* [What is asked]:
Starting at the beginning of the items and ending at the line that contains "data-label: 14: [825, 708, 847, 723]", repeat every line verbatim, including both ends.

+++++

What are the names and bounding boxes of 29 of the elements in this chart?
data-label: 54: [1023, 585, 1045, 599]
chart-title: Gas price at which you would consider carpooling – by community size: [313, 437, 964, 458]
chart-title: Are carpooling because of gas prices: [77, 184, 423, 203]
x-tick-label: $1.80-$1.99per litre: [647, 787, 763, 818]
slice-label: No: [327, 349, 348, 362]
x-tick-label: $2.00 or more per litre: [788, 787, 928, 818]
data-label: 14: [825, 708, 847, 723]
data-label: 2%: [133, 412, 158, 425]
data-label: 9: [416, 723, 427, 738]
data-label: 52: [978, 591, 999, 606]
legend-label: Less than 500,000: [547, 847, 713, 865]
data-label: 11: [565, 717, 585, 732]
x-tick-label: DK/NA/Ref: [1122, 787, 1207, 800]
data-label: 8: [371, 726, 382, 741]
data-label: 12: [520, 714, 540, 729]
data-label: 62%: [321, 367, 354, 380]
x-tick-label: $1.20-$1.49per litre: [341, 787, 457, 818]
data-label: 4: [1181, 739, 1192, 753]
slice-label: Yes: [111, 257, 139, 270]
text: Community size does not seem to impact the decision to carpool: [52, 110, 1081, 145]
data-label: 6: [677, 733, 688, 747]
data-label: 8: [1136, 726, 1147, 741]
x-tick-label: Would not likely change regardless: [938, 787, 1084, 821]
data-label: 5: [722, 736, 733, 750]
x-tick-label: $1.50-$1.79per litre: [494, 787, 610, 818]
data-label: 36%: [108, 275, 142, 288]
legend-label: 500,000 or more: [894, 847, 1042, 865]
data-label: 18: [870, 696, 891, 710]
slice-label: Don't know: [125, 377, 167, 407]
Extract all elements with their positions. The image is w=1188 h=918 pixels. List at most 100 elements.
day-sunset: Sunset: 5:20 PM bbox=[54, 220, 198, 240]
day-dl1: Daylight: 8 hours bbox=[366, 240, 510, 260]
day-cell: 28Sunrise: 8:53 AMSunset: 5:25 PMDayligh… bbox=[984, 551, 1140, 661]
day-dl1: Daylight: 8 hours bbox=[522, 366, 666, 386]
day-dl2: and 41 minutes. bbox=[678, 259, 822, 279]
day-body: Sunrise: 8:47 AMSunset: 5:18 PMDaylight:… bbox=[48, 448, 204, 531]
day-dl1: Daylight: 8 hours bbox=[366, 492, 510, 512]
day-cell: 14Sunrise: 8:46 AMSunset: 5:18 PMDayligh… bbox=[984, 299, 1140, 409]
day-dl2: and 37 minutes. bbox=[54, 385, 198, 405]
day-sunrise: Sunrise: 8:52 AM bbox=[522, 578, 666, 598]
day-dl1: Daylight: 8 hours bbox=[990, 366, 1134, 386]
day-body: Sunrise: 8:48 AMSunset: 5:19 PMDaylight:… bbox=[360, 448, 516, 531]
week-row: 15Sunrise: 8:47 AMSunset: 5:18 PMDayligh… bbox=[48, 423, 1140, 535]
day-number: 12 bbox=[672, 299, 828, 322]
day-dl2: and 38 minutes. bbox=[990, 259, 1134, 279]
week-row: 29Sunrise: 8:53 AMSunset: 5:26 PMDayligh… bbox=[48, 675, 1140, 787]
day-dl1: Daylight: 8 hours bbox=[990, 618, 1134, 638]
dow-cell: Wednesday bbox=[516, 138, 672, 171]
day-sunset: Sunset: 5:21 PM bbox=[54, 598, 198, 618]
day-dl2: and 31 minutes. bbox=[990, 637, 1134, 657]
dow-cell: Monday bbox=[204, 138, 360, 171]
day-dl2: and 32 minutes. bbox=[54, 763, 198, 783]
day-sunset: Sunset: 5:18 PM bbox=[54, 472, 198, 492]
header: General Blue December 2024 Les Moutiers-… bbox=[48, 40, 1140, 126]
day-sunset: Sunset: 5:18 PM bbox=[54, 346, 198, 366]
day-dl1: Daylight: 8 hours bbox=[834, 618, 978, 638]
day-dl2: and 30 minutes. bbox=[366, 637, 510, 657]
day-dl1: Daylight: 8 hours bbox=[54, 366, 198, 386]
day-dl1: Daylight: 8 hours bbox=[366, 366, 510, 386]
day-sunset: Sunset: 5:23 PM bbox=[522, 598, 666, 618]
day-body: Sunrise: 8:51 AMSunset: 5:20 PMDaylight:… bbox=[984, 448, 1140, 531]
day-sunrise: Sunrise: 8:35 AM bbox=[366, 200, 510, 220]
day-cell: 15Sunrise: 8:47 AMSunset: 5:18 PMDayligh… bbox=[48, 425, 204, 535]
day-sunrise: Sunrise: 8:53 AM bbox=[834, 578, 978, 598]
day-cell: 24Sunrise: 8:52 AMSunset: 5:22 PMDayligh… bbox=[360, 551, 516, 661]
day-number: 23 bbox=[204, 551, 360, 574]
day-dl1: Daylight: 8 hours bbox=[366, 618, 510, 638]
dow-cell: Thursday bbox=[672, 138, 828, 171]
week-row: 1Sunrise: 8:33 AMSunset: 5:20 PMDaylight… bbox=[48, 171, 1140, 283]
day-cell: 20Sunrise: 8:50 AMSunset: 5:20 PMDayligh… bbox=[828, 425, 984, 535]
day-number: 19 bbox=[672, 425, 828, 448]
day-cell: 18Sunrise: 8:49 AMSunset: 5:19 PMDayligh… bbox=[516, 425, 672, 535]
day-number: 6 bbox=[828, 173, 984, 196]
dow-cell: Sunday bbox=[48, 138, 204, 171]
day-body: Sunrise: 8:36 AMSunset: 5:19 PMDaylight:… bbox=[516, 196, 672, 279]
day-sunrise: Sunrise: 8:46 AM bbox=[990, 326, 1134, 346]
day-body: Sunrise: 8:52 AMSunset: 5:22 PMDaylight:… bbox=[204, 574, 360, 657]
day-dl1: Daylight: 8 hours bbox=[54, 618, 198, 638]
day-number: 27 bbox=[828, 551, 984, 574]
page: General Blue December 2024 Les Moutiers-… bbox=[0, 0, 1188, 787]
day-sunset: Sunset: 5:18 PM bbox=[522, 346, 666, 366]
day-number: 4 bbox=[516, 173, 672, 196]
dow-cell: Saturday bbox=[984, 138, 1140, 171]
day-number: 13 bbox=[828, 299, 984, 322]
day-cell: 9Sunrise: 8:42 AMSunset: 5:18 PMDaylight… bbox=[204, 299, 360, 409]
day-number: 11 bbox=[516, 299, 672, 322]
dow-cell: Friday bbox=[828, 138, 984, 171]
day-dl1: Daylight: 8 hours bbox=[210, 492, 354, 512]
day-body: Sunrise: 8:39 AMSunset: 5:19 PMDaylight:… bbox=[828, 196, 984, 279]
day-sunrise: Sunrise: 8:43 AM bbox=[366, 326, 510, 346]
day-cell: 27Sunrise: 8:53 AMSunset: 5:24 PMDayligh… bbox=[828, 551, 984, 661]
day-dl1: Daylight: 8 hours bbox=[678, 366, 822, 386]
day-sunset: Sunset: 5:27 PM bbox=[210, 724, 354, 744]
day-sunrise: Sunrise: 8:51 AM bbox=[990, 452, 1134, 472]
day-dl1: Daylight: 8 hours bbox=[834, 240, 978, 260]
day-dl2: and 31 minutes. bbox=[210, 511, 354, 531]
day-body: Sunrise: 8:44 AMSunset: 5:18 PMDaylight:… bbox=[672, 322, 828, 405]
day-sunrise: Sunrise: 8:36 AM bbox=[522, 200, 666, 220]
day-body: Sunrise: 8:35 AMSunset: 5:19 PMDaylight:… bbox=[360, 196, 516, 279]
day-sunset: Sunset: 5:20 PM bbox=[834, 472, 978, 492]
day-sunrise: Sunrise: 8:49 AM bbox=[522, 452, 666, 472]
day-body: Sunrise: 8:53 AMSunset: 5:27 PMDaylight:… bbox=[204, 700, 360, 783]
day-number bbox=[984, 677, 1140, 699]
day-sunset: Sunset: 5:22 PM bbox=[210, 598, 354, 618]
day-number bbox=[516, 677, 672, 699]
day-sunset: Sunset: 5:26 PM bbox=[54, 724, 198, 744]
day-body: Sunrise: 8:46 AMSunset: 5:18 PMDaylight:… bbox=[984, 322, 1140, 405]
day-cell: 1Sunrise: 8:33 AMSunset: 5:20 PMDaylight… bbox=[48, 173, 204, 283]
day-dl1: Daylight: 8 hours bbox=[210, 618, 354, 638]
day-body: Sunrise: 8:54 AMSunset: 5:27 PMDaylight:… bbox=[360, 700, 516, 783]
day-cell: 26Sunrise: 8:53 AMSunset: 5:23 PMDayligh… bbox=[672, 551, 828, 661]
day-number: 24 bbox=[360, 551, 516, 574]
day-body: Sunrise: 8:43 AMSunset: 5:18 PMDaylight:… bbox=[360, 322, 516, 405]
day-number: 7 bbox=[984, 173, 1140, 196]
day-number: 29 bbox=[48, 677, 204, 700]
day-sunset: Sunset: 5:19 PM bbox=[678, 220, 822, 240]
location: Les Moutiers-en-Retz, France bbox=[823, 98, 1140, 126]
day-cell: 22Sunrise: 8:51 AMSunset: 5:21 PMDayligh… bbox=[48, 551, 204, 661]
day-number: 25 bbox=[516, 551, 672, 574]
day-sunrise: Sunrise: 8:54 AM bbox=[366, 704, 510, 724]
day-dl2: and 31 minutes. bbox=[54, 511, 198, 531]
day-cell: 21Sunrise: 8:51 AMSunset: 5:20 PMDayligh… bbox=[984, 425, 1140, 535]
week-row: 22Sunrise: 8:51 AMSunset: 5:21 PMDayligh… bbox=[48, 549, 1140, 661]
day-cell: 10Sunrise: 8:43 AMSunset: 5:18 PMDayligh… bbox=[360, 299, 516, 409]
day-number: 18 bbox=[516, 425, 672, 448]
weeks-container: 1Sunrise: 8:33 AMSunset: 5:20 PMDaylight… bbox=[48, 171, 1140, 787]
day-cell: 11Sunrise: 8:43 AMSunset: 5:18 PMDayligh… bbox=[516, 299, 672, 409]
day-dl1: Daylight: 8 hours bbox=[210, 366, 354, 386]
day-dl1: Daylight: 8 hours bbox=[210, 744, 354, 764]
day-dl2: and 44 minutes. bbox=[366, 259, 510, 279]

+++++

* [Result of the task]:
What are the names and bounding boxes of 29 of the elements in this chart?
data-label: 54: [1023, 585, 1045, 599]
chart-title: Gas price at which you would consider carpooling – by community size: [313, 437, 964, 458]
chart-title: Are carpooling because of gas prices: [77, 184, 423, 203]
x-tick-label: $1.80-$1.99per litre: [647, 787, 763, 818]
slice-label: No: [327, 349, 348, 362]
x-tick-label: $2.00 or more per litre: [788, 787, 928, 818]
data-label: 14: [825, 708, 847, 723]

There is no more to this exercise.